==== Material supplied ====

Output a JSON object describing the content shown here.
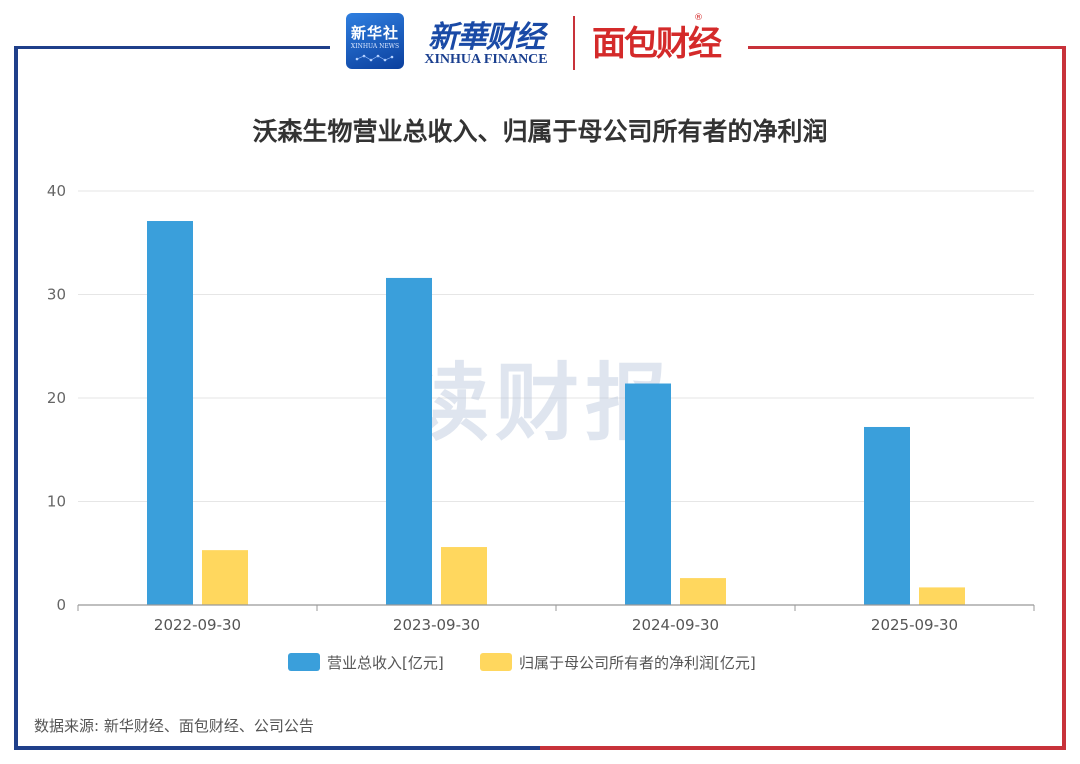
{
  "header": {
    "xinhua_badge_text": "新华社",
    "xinhua_badge_sub": "XINHUA NEWS",
    "xinhua_finance_cn": "新華财经",
    "xinhua_finance_en": "XINHUA FINANCE",
    "mianbao_logo": "面包财经",
    "registered_mark": "®"
  },
  "watermark": "读财报",
  "source": "数据来源: 新华财经、面包财经、公司公告",
  "colors": {
    "series_revenue": "#3a9fdb",
    "series_profit": "#ffd75e",
    "frame_blue": "#1f3f8a",
    "frame_red": "#c8323a",
    "grid": "#e6e6e6"
  },
  "chart_data": {
    "type": "bar",
    "title": "沃森生物营业总收入、归属于母公司所有者的净利润",
    "xlabel": "",
    "ylabel": "",
    "categories": [
      "2022-09-30",
      "2023-09-30",
      "2024-09-30",
      "2025-09-30"
    ],
    "series": [
      {
        "name": "营业总收入[亿元]",
        "values": [
          37.1,
          31.6,
          21.4,
          17.2
        ]
      },
      {
        "name": "归属于母公司所有者的净利润[亿元]",
        "values": [
          5.3,
          5.6,
          2.6,
          1.7
        ]
      }
    ],
    "ylim": [
      0,
      40
    ],
    "yticks": [
      0,
      10,
      20,
      30,
      40
    ],
    "grid": true,
    "legend_position": "bottom"
  }
}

====

— Exercise details —
Return the entries unchanged, save for the pictures, which do not belong in the copy.

— Written response —
Output a JSON object describing the content shown here.
{
  "header": {
    "xinhua_badge_text": "新华社",
    "xinhua_badge_sub": "XINHUA NEWS",
    "xinhua_finance_cn": "新華财经",
    "xinhua_finance_en": "XINHUA FINANCE",
    "mianbao_logo": "面包财经",
    "registered_mark": "®"
  },
  "watermark": "读财报",
  "source": "数据来源: 新华财经、面包财经、公司公告",
  "colors": {
    "series_revenue": "#3a9fdb",
    "series_profit": "#ffd75e",
    "frame_blue": "#1f3f8a",
    "frame_red": "#c8323a",
    "grid": "#e6e6e6"
  },
  "chart_data": {
    "type": "bar",
    "title": "沃森生物营业总收入、归属于母公司所有者的净利润",
    "xlabel": "",
    "ylabel": "",
    "categories": [
      "2022-09-30",
      "2023-09-30",
      "2024-09-30",
      "2025-09-30"
    ],
    "series": [
      {
        "name": "营业总收入[亿元]",
        "values": [
          37.1,
          31.6,
          21.4,
          17.2
        ]
      },
      {
        "name": "归属于母公司所有者的净利润[亿元]",
        "values": [
          5.3,
          5.6,
          2.6,
          1.7
        ]
      }
    ],
    "ylim": [
      0,
      40
    ],
    "yticks": [
      0,
      10,
      20,
      30,
      40
    ],
    "grid": true,
    "legend_position": "bottom"
  }
}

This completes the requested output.